→ MATERIAL PROVIDED
○ ○ ○ ○ ○ ○ ○
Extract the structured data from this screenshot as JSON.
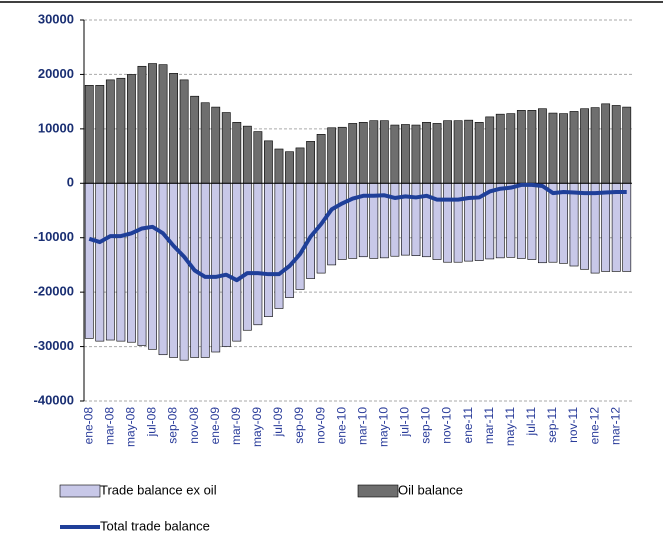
{
  "chart_data": {
    "type": "bar",
    "categories": [
      "ene-08",
      null,
      "mar-08",
      null,
      "may-08",
      null,
      "jul-08",
      null,
      "sep-08",
      null,
      "nov-08",
      null,
      "ene-09",
      null,
      "mar-09",
      null,
      "may-09",
      null,
      "jul-09",
      null,
      "sep-09",
      null,
      "nov-09",
      null,
      "ene-10",
      null,
      "mar-10",
      null,
      "may-10",
      null,
      "jul-10",
      null,
      "sep-10",
      null,
      "nov-10",
      null,
      "ene-11",
      null,
      "mar-11",
      null,
      "may-11",
      null,
      "jul-11",
      null,
      "sep-11",
      null,
      "nov-11",
      null,
      "ene-12",
      null,
      "mar-12",
      null
    ],
    "series": [
      {
        "name": "Trade balance ex oil",
        "type": "bar",
        "color": "#c8c8e8",
        "values": [
          -28500,
          -29000,
          -28800,
          -29000,
          -29200,
          -29800,
          -30500,
          -31500,
          -32000,
          -32500,
          -32000,
          -32000,
          -31000,
          -30000,
          -29000,
          -27000,
          -26000,
          -24500,
          -23000,
          -21000,
          -19500,
          -17500,
          -16500,
          -15000,
          -14000,
          -13800,
          -13500,
          -13800,
          -13700,
          -13400,
          -13200,
          -13300,
          -13500,
          -14000,
          -14500,
          -14500,
          -14300,
          -14200,
          -13900,
          -13700,
          -13600,
          -13800,
          -14000,
          -14600,
          -14500,
          -14700,
          -15200,
          -15800,
          -16500,
          -16200,
          -16200,
          -16200
        ]
      },
      {
        "name": "Oil balance",
        "type": "bar",
        "color": "#6e6e6e",
        "values": [
          18000,
          18000,
          19000,
          19300,
          20000,
          21500,
          22000,
          21800,
          20200,
          19000,
          16000,
          14800,
          14000,
          13000,
          11200,
          10500,
          9500,
          7800,
          6300,
          5800,
          6500,
          7700,
          9000,
          10200,
          10300,
          11000,
          11200,
          11500,
          11500,
          10700,
          10800,
          10700,
          11200,
          11000,
          11500,
          11500,
          11600,
          11200,
          12200,
          12700,
          12800,
          13400,
          13400,
          13700,
          12900,
          12800,
          13200,
          13700,
          13900,
          14600,
          14300,
          14000
        ]
      },
      {
        "name": "Total trade balance",
        "type": "line",
        "color": "#1f3f99",
        "values": [
          -10200,
          -10800,
          -9700,
          -9700,
          -9200,
          -8300,
          -8000,
          -9200,
          -11500,
          -13500,
          -16000,
          -17200,
          -17200,
          -16800,
          -17800,
          -16500,
          -16500,
          -16700,
          -16700,
          -15200,
          -13000,
          -9800,
          -7500,
          -4800,
          -3700,
          -2800,
          -2300,
          -2300,
          -2200,
          -2700,
          -2400,
          -2600,
          -2300,
          -3000,
          -3000,
          -3000,
          -2700,
          -2600,
          -1500,
          -1000,
          -800,
          -300,
          -300,
          -500,
          -1800,
          -1600,
          -1700,
          -1800,
          -1800,
          -1700,
          -1600,
          -1600
        ]
      }
    ],
    "ylim": [
      -40000,
      30000
    ],
    "yticks": [
      -40000,
      -30000,
      -20000,
      -10000,
      0,
      10000,
      20000,
      30000
    ],
    "grid": true,
    "legend": "bottom"
  }
}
○ ○ ○ ○ ○ ○ ○
→ EXERCISE PROMPT
The listing above must be printed again exactly, minus its pictures.

→ RESULT OF THE TASK
Extract the structured data from this screenshot as JSON.
{
  "chart_data": {
    "type": "bar",
    "categories": [
      "ene-08",
      null,
      "mar-08",
      null,
      "may-08",
      null,
      "jul-08",
      null,
      "sep-08",
      null,
      "nov-08",
      null,
      "ene-09",
      null,
      "mar-09",
      null,
      "may-09",
      null,
      "jul-09",
      null,
      "sep-09",
      null,
      "nov-09",
      null,
      "ene-10",
      null,
      "mar-10",
      null,
      "may-10",
      null,
      "jul-10",
      null,
      "sep-10",
      null,
      "nov-10",
      null,
      "ene-11",
      null,
      "mar-11",
      null,
      "may-11",
      null,
      "jul-11",
      null,
      "sep-11",
      null,
      "nov-11",
      null,
      "ene-12",
      null,
      "mar-12",
      null
    ],
    "series": [
      {
        "name": "Trade balance ex oil",
        "type": "bar",
        "color": "#c8c8e8",
        "values": [
          -28500,
          -29000,
          -28800,
          -29000,
          -29200,
          -29800,
          -30500,
          -31500,
          -32000,
          -32500,
          -32000,
          -32000,
          -31000,
          -30000,
          -29000,
          -27000,
          -26000,
          -24500,
          -23000,
          -21000,
          -19500,
          -17500,
          -16500,
          -15000,
          -14000,
          -13800,
          -13500,
          -13800,
          -13700,
          -13400,
          -13200,
          -13300,
          -13500,
          -14000,
          -14500,
          -14500,
          -14300,
          -14200,
          -13900,
          -13700,
          -13600,
          -13800,
          -14000,
          -14600,
          -14500,
          -14700,
          -15200,
          -15800,
          -16500,
          -16200,
          -16200,
          -16200
        ]
      },
      {
        "name": "Oil balance",
        "type": "bar",
        "color": "#6e6e6e",
        "values": [
          18000,
          18000,
          19000,
          19300,
          20000,
          21500,
          22000,
          21800,
          20200,
          19000,
          16000,
          14800,
          14000,
          13000,
          11200,
          10500,
          9500,
          7800,
          6300,
          5800,
          6500,
          7700,
          9000,
          10200,
          10300,
          11000,
          11200,
          11500,
          11500,
          10700,
          10800,
          10700,
          11200,
          11000,
          11500,
          11500,
          11600,
          11200,
          12200,
          12700,
          12800,
          13400,
          13400,
          13700,
          12900,
          12800,
          13200,
          13700,
          13900,
          14600,
          14300,
          14000
        ]
      },
      {
        "name": "Total trade balance",
        "type": "line",
        "color": "#1f3f99",
        "values": [
          -10200,
          -10800,
          -9700,
          -9700,
          -9200,
          -8300,
          -8000,
          -9200,
          -11500,
          -13500,
          -16000,
          -17200,
          -17200,
          -16800,
          -17800,
          -16500,
          -16500,
          -16700,
          -16700,
          -15200,
          -13000,
          -9800,
          -7500,
          -4800,
          -3700,
          -2800,
          -2300,
          -2300,
          -2200,
          -2700,
          -2400,
          -2600,
          -2300,
          -3000,
          -3000,
          -3000,
          -2700,
          -2600,
          -1500,
          -1000,
          -800,
          -300,
          -300,
          -500,
          -1800,
          -1600,
          -1700,
          -1800,
          -1800,
          -1700,
          -1600,
          -1600
        ]
      }
    ],
    "ylim": [
      -40000,
      30000
    ],
    "yticks": [
      -40000,
      -30000,
      -20000,
      -10000,
      0,
      10000,
      20000,
      30000
    ],
    "grid": true,
    "legend": "bottom"
  }
}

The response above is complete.